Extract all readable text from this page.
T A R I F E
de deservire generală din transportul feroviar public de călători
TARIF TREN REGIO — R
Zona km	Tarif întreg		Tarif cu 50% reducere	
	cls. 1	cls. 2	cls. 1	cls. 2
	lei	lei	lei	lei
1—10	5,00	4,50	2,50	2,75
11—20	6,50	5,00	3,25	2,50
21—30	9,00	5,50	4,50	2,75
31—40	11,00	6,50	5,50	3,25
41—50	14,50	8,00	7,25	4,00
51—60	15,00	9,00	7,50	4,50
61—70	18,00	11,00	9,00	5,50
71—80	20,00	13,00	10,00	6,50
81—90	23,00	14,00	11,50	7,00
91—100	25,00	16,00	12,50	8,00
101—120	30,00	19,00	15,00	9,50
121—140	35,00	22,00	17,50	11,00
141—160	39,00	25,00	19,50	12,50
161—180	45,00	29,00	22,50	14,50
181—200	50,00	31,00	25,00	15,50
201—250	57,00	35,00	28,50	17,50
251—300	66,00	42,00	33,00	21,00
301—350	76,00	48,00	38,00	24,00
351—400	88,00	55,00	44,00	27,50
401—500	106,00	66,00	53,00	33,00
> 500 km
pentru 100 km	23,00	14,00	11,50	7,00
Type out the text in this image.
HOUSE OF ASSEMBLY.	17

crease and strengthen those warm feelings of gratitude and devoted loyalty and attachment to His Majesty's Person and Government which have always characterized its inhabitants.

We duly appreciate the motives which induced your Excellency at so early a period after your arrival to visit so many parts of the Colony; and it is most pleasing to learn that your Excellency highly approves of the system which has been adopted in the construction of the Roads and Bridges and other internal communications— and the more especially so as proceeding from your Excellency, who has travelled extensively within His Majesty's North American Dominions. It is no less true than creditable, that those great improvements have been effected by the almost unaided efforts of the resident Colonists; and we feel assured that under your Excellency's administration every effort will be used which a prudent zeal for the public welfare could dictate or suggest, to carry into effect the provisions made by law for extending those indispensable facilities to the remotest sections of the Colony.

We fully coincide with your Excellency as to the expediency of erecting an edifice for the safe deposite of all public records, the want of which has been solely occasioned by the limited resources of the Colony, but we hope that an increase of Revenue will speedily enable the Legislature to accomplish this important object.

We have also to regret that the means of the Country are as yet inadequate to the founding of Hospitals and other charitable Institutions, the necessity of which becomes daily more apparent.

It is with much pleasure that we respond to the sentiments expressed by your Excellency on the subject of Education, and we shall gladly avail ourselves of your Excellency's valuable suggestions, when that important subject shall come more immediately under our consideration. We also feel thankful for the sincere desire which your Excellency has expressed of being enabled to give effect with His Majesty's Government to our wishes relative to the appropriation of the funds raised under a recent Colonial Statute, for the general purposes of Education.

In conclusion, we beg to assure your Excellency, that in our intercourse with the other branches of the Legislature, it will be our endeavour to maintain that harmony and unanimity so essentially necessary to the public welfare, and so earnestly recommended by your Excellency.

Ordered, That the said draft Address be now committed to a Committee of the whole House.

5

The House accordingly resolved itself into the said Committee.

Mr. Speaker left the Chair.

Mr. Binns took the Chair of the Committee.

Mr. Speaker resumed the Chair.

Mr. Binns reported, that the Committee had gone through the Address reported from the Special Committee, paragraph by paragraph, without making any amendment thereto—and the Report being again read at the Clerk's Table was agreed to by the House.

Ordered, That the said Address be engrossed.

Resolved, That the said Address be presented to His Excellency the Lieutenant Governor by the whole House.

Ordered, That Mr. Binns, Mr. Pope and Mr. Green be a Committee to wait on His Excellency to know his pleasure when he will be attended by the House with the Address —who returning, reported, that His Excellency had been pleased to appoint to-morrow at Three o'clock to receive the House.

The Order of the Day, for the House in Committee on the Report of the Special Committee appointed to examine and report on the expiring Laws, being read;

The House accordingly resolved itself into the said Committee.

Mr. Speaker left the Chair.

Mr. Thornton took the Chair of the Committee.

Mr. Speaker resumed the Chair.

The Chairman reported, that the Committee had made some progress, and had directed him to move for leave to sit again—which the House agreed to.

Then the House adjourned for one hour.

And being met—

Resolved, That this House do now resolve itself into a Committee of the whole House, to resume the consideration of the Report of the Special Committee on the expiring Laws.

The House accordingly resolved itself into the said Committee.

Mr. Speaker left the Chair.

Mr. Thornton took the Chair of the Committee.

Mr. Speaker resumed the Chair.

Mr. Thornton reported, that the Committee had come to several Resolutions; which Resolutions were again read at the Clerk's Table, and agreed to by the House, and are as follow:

[What is being asked] Which lines hold the word "Laws"? Copy each of them from the records.

[Output below]
The Order of the Day, for the House in Committee on the Report of the Special Committee appointed to examine and report on the expiring Laws, being read;
Resolved, That this House do now resolve itself into a Committee of the whole House, to resume the consideration of the Report of the Special Committee on the expiring Laws.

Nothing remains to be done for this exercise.